▶ **Figure collection entries**:
[BEGIN]

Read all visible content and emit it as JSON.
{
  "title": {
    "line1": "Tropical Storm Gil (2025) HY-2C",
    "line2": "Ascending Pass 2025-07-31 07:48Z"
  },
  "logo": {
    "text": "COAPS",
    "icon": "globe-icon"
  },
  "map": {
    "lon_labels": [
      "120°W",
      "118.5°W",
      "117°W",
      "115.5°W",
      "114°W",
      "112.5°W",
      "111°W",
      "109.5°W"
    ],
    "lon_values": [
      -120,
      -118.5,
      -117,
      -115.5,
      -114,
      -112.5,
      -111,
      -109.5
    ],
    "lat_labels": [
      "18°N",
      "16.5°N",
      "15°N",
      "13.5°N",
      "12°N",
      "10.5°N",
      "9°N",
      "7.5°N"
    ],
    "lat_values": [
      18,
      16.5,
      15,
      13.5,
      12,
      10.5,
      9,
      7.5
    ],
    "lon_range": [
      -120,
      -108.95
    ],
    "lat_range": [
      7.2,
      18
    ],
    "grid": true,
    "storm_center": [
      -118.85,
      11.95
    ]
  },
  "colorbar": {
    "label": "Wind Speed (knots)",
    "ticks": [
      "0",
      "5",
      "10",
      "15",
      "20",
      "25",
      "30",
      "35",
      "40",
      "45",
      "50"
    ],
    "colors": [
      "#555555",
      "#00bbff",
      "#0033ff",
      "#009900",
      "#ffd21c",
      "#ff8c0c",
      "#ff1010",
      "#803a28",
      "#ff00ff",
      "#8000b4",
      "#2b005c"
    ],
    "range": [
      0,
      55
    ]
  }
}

[END]
[BEGIN]

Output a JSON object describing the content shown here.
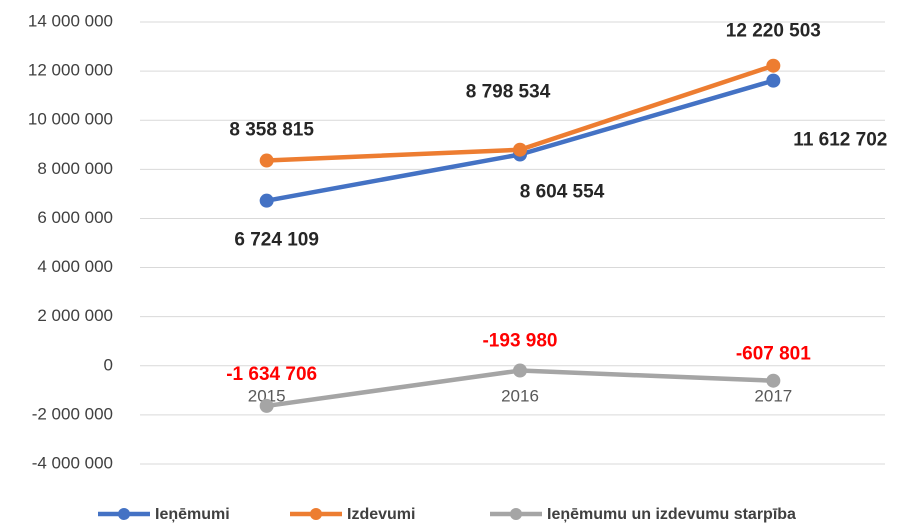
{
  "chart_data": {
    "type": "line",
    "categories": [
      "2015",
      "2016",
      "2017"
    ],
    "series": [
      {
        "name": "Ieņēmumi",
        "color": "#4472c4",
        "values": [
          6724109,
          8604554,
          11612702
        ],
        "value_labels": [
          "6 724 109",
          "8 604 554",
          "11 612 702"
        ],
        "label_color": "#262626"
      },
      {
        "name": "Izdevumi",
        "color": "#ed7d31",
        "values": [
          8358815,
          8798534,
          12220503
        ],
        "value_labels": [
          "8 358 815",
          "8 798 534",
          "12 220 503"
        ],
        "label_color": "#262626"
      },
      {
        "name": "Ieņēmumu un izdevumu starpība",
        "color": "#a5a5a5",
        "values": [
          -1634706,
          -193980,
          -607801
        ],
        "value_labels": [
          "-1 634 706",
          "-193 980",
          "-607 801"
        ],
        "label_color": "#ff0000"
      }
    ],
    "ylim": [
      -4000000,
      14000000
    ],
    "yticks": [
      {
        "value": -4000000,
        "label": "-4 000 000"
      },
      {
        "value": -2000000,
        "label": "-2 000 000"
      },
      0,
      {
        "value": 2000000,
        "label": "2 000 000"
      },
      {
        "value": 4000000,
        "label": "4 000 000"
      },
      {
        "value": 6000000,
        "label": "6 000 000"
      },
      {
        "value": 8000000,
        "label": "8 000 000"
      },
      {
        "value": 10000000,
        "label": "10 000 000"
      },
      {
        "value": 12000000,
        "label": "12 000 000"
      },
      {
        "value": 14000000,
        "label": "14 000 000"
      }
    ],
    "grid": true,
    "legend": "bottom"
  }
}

[END]

▶ **REQUIRED TASK**:
Provide only the number of lines in the entries that hold the word "content".

▶ **THE RESPONSE**:
2